### [Task requirements]
a – Rewrite the section of the Gal Greenspan text that begins at the words "Gal Greenspan (גל" and stops after "Scaffolding, and Menashe.", putting "Greenspan Pictures" in place of "Green Productions".
b – Answer these questions from the Gal Greenspan text:
(i) In what year did Greenspan relocate to Australia?
(ii) In which unit did he serve during his military service?
(iii) What position does he currently hold at MOFA?

##### Source text

- Born: 20 April 1981 (age 45) Israel
- Occupation: Film producer

= Gal Greenspan =

Israeli film producer

Gal Greenspan (גל גרינשפן: born 20 April 1981) is a film and television producer based in Australia, working across feature films, documentaries, and series. He is currently Co-Managing Director of MOFA, where he leads long-form development and production across Australia and New Zealand.

Since relocating to Australia in 2017, Greenspan has produced and executive produced a slate of Australian and New Zealand productions.

Before moving to Australia, Greenspan co-founded of Green Productions, an independent film and commercial production company based in Tel Aviv. He has produced feature films that have screened at international film festivals, including the Berlin International Film Festival, Cannes Film Festival, Sundance Film Festival, and the Jerusalem Film Festival. His producing credits at the company include Youth, A Quiet Heart, Summer Vacation, Scaffolding, and Menashe.

== Early life and education ==
Greenspan was born and raised in 1981 in Tel Aviv, Israel. He is the son of a publicist mother. He served in the IDF Film Unit, where he gained professional experience in military filmmaking and media production. After completing his military service, he studied film production at the Sam Spiegel Film and Television School, enrolling in the school's first cycle of the initiative production track.

##########
##### Extracted material

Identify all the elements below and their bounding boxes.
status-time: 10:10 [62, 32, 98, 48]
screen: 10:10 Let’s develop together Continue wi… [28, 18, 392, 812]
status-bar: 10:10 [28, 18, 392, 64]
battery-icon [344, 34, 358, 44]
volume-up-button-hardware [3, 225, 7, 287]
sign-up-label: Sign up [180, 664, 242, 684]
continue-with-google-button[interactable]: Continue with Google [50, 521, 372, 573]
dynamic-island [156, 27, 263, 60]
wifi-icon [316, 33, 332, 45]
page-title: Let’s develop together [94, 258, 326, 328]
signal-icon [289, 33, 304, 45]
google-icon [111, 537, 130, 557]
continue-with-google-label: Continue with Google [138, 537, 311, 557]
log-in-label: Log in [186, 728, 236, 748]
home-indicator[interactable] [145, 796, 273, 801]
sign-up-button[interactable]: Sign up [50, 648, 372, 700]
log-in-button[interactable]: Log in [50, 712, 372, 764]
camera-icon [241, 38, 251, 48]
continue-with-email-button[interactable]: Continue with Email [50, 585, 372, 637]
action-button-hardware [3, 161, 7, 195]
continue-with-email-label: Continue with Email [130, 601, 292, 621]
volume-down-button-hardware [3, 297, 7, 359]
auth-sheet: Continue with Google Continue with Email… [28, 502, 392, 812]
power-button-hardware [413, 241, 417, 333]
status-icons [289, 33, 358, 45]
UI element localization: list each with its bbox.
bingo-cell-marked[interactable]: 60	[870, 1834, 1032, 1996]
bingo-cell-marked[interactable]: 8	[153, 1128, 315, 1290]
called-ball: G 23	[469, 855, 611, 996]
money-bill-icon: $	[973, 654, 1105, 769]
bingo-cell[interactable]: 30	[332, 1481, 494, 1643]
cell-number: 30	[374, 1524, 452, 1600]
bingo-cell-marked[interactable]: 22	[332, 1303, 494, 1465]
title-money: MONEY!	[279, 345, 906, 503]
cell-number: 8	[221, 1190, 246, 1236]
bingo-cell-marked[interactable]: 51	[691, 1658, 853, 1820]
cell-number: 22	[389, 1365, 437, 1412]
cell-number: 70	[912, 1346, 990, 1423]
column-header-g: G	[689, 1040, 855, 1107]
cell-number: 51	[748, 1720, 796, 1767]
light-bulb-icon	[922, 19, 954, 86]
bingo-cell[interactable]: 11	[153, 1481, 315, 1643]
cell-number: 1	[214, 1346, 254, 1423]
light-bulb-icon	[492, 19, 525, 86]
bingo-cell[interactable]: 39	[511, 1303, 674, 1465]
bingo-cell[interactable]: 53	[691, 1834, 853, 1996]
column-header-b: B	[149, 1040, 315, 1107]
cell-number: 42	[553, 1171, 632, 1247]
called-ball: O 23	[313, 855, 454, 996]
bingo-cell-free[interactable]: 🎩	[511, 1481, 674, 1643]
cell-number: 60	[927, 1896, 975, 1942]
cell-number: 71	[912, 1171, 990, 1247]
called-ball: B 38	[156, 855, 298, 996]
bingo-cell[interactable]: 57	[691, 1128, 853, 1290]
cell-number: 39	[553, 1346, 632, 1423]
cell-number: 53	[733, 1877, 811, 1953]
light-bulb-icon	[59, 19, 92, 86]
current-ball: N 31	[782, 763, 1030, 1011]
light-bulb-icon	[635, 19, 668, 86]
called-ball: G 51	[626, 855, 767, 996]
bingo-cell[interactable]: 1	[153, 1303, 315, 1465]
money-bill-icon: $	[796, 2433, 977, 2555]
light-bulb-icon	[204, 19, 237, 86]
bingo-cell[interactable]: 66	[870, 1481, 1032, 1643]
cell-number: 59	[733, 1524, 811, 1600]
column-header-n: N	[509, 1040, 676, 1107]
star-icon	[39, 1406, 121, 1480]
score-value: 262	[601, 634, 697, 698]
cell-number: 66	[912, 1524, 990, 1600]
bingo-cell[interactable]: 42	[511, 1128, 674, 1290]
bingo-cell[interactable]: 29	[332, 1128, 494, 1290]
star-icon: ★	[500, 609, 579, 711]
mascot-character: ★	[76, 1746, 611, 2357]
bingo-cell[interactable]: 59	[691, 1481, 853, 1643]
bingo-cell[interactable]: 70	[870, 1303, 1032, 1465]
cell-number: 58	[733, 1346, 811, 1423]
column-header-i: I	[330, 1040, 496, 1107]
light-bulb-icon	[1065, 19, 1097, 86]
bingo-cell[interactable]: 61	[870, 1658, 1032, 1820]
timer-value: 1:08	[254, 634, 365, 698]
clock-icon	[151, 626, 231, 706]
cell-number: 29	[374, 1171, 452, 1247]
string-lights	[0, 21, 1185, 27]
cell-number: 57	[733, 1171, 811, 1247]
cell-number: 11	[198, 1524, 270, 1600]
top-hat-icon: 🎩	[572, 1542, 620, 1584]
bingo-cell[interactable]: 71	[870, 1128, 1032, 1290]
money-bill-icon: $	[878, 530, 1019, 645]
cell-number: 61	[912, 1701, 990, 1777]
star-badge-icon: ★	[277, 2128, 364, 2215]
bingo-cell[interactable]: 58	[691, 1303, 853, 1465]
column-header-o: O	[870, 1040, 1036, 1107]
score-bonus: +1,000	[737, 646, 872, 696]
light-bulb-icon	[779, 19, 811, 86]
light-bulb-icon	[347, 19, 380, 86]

##########

### [Response list]
a –
Gal Greenspan (גל גרינשפן: born 20 April 1981) is a film and television producer based in Australia, working across feature films, documentaries, and series. He is currently Co-Managing Director of MOFA, where he leads long-form development and production across Australia and New Zealand.

Since relocating to Australia in 2017, Greenspan has produced and executive produced a slate of Australian and New Zealand productions.

Before moving to Australia, Greenspan co-founded of Greenspan Pictures, an independent film and commercial production company based in Tel Aviv. He has produced feature films that have screened at international film festivals, including the Berlin International Film Festival, Cannes Film Festival, Sundance Film Festival, and the Jerusalem Film Festival. His producing credits at the company include Youth, A Quiet Heart, Summer Vacation, Scaffolding, and Menashe.

b –
(i) 2017
(ii) The IDF Film Unit
(iii) Co-Managing Director